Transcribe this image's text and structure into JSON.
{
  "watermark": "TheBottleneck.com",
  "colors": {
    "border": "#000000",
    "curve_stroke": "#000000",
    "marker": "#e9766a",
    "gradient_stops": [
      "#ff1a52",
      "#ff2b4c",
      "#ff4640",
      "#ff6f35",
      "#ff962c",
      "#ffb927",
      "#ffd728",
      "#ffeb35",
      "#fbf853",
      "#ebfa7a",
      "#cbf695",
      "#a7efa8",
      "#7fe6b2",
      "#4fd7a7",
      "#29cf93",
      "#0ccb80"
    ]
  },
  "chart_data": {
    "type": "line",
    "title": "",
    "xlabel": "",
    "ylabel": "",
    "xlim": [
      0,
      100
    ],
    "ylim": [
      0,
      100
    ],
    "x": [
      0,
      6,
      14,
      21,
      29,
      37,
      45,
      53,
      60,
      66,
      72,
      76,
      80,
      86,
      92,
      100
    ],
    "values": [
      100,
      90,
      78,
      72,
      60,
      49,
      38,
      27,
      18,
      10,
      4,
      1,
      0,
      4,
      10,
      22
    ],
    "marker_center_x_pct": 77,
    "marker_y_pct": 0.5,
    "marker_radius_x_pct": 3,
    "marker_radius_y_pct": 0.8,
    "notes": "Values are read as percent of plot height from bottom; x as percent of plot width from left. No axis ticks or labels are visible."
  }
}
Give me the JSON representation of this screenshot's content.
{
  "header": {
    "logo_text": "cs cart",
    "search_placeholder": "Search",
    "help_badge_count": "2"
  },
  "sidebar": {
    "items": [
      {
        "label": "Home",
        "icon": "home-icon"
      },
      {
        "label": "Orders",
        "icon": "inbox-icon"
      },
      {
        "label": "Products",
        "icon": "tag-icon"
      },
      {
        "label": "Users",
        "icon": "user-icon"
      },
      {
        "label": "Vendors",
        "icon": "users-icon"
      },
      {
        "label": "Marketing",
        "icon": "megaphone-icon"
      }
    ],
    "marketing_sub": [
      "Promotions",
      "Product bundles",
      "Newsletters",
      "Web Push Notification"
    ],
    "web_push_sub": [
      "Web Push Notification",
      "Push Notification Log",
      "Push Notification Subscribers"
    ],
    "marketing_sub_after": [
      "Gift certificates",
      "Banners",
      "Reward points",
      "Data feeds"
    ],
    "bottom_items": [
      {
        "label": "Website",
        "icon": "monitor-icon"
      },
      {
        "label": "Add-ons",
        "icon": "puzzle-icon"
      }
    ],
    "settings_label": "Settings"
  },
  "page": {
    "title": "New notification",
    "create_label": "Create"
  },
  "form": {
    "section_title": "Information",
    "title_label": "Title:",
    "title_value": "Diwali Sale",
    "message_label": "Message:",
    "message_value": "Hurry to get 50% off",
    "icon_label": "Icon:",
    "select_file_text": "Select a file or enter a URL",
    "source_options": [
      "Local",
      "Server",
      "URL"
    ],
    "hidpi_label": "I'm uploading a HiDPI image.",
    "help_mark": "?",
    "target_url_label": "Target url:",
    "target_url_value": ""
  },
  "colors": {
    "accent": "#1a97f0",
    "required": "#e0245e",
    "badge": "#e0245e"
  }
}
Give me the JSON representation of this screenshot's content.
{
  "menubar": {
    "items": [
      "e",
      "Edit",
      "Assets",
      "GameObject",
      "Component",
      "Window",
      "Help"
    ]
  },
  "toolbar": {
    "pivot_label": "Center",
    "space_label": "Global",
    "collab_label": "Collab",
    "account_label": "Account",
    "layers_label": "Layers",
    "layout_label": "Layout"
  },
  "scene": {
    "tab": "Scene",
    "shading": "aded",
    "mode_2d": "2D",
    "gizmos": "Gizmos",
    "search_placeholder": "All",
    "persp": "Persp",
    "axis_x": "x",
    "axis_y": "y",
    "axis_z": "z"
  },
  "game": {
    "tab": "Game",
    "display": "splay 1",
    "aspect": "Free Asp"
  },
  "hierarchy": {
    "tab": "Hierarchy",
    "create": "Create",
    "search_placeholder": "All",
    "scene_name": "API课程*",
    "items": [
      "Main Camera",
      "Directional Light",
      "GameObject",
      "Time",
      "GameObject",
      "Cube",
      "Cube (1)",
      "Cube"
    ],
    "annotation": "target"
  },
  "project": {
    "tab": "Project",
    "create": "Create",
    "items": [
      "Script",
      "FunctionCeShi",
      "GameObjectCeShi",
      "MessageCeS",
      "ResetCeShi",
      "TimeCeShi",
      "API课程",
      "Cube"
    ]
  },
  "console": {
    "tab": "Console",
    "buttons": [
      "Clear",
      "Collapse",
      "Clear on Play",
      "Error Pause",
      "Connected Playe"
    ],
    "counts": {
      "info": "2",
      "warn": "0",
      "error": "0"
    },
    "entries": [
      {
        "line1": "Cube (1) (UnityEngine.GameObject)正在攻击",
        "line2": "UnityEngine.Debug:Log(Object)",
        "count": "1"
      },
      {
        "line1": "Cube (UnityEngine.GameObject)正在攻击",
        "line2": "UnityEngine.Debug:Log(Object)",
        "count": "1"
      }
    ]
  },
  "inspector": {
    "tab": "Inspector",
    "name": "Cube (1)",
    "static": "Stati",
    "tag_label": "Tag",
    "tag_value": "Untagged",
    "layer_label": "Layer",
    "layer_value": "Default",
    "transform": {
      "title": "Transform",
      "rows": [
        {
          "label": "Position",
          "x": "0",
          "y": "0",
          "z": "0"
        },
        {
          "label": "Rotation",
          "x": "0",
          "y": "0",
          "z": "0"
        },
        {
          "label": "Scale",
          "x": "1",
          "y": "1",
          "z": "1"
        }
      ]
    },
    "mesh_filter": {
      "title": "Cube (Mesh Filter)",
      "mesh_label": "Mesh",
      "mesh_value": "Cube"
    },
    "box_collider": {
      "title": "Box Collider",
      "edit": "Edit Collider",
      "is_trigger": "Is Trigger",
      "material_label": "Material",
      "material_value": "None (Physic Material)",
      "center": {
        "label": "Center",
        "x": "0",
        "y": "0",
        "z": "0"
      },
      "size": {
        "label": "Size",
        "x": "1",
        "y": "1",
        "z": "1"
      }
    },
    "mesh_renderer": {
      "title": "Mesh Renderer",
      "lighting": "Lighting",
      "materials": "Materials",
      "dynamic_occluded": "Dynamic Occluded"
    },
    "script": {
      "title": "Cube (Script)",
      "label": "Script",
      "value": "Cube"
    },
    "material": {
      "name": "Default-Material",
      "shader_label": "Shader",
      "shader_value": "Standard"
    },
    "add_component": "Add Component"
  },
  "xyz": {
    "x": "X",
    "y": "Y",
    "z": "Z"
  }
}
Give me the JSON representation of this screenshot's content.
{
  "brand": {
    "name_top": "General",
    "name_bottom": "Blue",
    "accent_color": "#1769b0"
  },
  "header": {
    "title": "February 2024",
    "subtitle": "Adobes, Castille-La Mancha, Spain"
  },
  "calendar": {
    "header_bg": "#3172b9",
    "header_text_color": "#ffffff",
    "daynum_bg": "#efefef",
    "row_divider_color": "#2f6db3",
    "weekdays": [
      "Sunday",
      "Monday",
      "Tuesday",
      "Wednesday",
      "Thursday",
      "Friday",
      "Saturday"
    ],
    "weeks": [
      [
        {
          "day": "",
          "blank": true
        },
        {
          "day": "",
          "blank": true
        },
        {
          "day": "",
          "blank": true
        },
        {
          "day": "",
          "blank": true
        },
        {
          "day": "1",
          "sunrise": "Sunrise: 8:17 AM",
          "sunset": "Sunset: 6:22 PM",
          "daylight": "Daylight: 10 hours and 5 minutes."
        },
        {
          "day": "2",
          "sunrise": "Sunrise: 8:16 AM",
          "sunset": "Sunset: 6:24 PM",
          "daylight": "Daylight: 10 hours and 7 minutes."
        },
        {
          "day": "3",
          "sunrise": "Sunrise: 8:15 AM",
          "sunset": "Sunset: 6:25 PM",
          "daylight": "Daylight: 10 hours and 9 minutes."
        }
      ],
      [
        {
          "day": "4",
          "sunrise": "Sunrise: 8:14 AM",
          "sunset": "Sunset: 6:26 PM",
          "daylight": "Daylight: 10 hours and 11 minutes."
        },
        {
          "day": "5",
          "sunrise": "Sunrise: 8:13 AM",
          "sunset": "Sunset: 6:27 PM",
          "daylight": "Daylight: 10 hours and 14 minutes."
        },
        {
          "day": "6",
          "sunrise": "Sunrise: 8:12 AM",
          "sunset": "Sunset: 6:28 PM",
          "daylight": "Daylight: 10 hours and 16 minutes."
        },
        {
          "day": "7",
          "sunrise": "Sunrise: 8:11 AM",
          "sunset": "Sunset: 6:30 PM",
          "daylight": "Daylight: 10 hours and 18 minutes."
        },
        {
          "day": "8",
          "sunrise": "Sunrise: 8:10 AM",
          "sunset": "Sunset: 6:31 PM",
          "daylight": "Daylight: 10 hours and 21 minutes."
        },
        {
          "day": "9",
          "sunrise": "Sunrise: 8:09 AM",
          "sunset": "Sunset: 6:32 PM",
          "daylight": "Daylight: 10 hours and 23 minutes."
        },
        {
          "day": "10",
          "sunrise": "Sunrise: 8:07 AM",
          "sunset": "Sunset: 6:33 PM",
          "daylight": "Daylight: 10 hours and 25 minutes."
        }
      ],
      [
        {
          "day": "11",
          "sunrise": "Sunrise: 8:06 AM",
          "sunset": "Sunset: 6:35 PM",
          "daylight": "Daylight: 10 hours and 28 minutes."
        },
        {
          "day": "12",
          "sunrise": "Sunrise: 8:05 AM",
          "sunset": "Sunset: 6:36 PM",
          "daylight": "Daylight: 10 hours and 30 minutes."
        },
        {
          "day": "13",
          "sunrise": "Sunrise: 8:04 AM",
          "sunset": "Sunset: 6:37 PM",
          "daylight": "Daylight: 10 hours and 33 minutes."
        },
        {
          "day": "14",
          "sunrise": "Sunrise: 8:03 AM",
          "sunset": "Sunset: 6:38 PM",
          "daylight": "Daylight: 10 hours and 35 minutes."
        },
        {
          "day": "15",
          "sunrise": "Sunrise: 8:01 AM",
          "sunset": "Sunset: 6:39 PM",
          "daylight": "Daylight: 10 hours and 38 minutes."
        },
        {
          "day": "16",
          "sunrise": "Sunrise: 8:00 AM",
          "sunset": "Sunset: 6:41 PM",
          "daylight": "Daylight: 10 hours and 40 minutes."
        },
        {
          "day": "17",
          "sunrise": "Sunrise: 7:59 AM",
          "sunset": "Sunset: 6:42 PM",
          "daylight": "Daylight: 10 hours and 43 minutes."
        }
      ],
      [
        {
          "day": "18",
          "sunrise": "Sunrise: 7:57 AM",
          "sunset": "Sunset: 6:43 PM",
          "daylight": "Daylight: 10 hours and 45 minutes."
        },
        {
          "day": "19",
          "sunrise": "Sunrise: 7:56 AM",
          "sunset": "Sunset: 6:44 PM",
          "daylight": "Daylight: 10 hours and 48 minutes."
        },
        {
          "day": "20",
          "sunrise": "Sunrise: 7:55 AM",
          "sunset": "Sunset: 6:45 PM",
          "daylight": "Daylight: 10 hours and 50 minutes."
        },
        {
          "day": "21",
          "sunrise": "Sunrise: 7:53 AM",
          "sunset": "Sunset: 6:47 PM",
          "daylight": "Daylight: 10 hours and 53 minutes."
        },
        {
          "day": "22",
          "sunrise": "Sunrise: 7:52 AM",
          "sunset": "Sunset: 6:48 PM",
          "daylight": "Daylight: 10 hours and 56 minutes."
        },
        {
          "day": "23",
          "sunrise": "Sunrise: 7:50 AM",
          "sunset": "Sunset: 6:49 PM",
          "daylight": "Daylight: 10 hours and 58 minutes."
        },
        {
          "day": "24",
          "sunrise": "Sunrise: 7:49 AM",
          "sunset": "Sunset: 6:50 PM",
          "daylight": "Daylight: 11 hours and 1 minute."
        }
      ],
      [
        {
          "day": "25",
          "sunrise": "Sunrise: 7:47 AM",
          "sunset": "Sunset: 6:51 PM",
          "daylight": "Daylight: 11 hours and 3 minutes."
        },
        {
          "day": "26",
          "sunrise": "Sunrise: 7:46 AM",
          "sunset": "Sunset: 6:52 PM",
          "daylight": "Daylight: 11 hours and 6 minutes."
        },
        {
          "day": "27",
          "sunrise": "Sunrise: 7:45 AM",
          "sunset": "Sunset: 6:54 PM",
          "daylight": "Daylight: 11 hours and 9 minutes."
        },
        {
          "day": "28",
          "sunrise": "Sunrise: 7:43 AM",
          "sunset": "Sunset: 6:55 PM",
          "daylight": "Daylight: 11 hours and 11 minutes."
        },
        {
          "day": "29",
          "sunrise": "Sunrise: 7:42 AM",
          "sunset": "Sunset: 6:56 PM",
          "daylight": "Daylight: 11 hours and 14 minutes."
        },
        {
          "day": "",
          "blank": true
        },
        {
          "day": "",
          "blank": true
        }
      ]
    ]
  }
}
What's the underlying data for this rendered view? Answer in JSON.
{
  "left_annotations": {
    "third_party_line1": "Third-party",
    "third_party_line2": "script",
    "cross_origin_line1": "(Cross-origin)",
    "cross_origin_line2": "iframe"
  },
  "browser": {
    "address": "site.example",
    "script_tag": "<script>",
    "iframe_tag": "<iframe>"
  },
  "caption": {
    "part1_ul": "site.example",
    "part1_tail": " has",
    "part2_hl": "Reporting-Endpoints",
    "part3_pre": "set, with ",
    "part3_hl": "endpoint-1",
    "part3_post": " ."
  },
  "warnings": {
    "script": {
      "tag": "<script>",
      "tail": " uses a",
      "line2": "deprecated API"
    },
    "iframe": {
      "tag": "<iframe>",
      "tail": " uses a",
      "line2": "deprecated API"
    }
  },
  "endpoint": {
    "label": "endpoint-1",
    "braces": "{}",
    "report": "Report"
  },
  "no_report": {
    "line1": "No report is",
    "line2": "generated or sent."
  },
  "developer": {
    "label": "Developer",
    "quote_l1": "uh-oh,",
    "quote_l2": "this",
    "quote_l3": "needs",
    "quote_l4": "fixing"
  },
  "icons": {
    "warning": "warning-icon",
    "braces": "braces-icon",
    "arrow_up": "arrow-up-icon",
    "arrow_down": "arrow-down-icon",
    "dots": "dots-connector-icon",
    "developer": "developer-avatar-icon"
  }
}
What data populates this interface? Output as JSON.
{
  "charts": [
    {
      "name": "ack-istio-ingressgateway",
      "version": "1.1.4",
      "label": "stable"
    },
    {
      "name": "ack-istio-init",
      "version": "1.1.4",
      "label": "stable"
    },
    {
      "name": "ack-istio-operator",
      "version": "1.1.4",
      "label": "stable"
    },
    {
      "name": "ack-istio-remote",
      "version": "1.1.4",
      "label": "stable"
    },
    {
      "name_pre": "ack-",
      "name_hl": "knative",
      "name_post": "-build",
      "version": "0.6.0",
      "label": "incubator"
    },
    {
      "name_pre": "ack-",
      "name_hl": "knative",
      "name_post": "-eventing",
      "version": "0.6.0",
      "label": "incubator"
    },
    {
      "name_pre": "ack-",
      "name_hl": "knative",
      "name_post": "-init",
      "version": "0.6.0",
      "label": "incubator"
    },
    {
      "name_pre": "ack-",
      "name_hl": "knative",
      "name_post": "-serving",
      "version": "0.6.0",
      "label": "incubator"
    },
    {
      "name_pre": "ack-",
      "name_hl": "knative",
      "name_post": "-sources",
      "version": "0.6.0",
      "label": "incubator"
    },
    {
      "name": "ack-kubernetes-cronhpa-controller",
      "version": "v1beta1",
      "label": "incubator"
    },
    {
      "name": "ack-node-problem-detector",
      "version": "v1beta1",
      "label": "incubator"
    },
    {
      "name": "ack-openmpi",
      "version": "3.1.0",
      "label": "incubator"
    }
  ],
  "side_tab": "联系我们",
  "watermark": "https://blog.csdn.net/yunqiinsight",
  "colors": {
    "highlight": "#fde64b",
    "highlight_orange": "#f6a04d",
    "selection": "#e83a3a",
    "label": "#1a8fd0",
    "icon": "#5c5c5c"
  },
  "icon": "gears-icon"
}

▸ WHAT TO PRODUCE
Copy every line in the records above that contains the word "UnityEngine".

▸ CORRECT OUTPUT
        "line1": "Cube (1) (UnityEngine.GameObject)正在攻击",
        "line2": "UnityEngine.Debug:Log(Object)",
        "line1": "Cube (UnityEngine.GameObject)正在攻击",
        "line2": "UnityEngine.Debug:Log(Object)",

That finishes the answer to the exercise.